## Exercise prompt
Transcribe the records that follow. Keep every word exactly, and drop the pictures.

BEGIN Listed records

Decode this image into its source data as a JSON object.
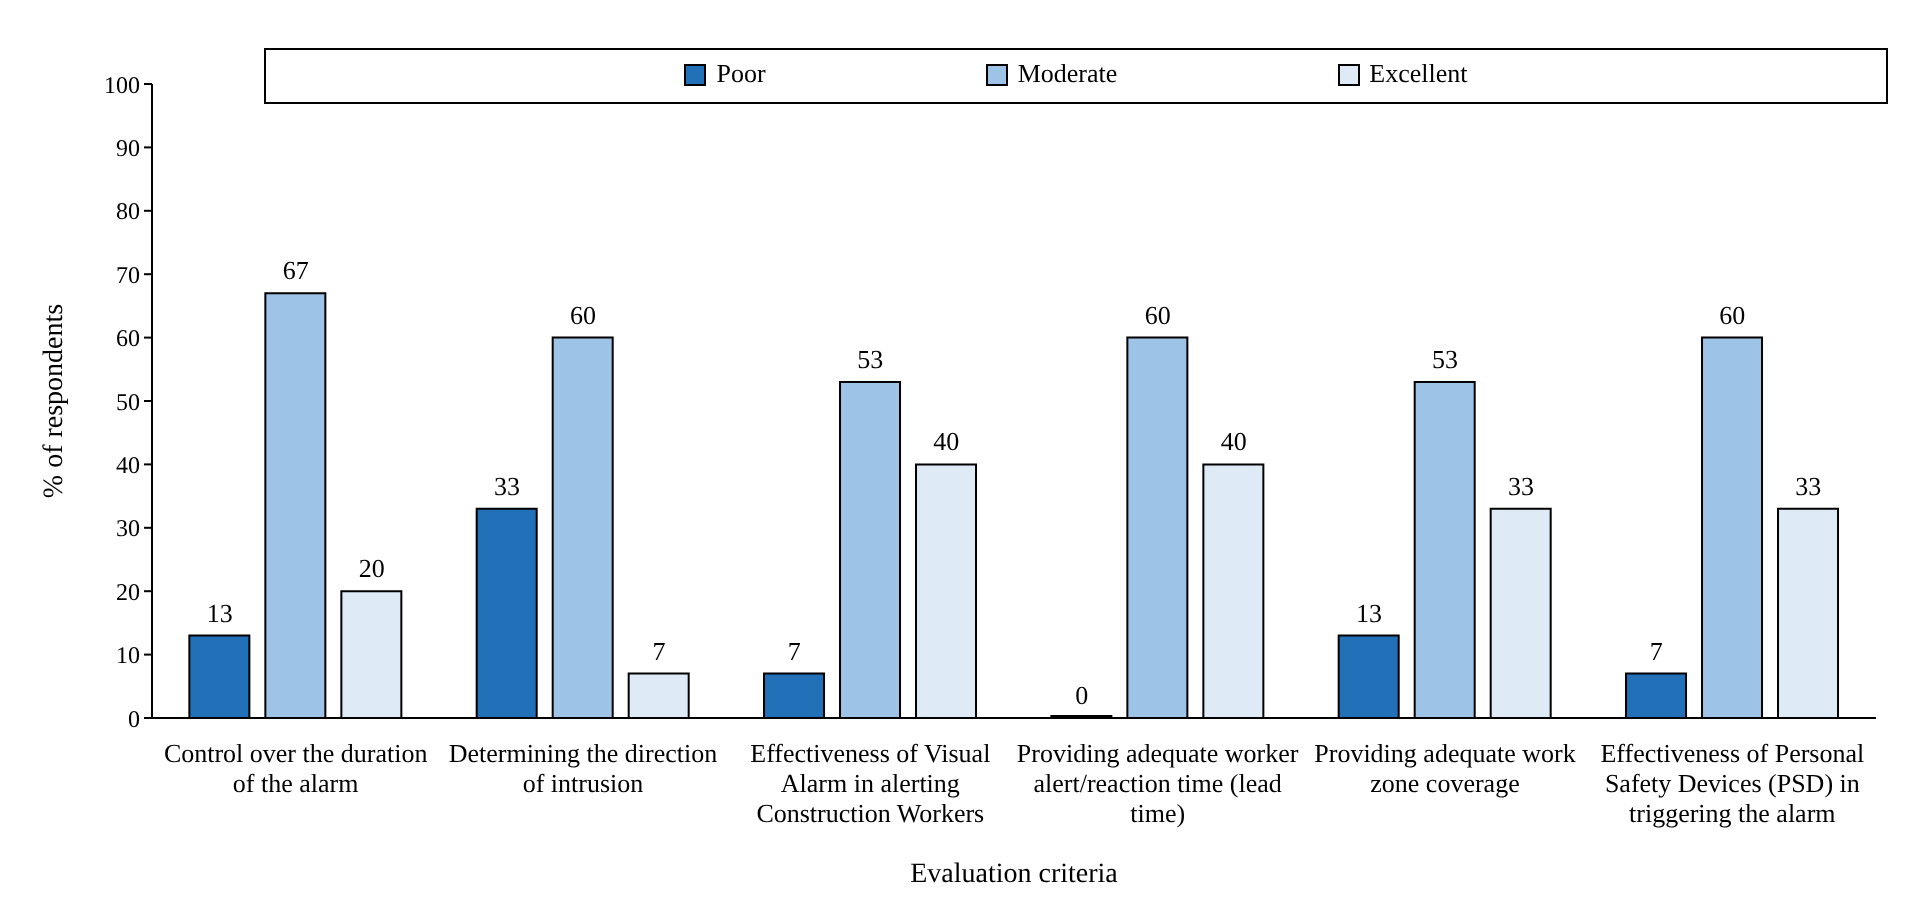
{
  "chart_data": {
    "type": "bar",
    "xlabel": "Evaluation criteria",
    "ylabel": "% of respondents",
    "categories": [
      "Control over the duration of the alarm",
      "Determining the direction of intrusion",
      "Effectiveness of Visual Alarm in alerting Construction Workers",
      "Providing adequate worker alert/reaction time (lead time)",
      "Providing adequate work zone coverage",
      "Effectiveness of Personal Safety Devices (PSD) in triggering the alarm"
    ],
    "series": [
      {
        "name": "Poor",
        "color": "#2270b8",
        "values": [
          13,
          33,
          7,
          0,
          13,
          7
        ]
      },
      {
        "name": "Moderate",
        "color": "#9dc3e6",
        "values": [
          67,
          60,
          53,
          60,
          53,
          60
        ]
      },
      {
        "name": "Excellent",
        "color": "#deebf7",
        "values": [
          20,
          7,
          40,
          40,
          33,
          33
        ]
      }
    ],
    "ylim": [
      0,
      100
    ],
    "yticks": [
      0,
      10,
      20,
      30,
      40,
      50,
      60,
      70,
      80,
      90,
      100
    ],
    "data_labels": true,
    "legend": "top",
    "grid": false
  }
}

END Listed records

## Final answer
Decode this image into its source data as a JSON object.
{
  "chart_data": {
    "type": "bar",
    "xlabel": "Evaluation criteria",
    "ylabel": "% of respondents",
    "categories": [
      "Control over the duration of the alarm",
      "Determining the direction of intrusion",
      "Effectiveness of Visual Alarm in alerting Construction Workers",
      "Providing adequate worker alert/reaction time (lead time)",
      "Providing adequate work zone coverage",
      "Effectiveness of Personal Safety Devices (PSD) in triggering the alarm"
    ],
    "series": [
      {
        "name": "Poor",
        "color": "#2270b8",
        "values": [
          13,
          33,
          7,
          0,
          13,
          7
        ]
      },
      {
        "name": "Moderate",
        "color": "#9dc3e6",
        "values": [
          67,
          60,
          53,
          60,
          53,
          60
        ]
      },
      {
        "name": "Excellent",
        "color": "#deebf7",
        "values": [
          20,
          7,
          40,
          40,
          33,
          33
        ]
      }
    ],
    "ylim": [
      0,
      100
    ],
    "yticks": [
      0,
      10,
      20,
      30,
      40,
      50,
      60,
      70,
      80,
      90,
      100
    ],
    "data_labels": true,
    "legend": "top",
    "grid": false
  }
}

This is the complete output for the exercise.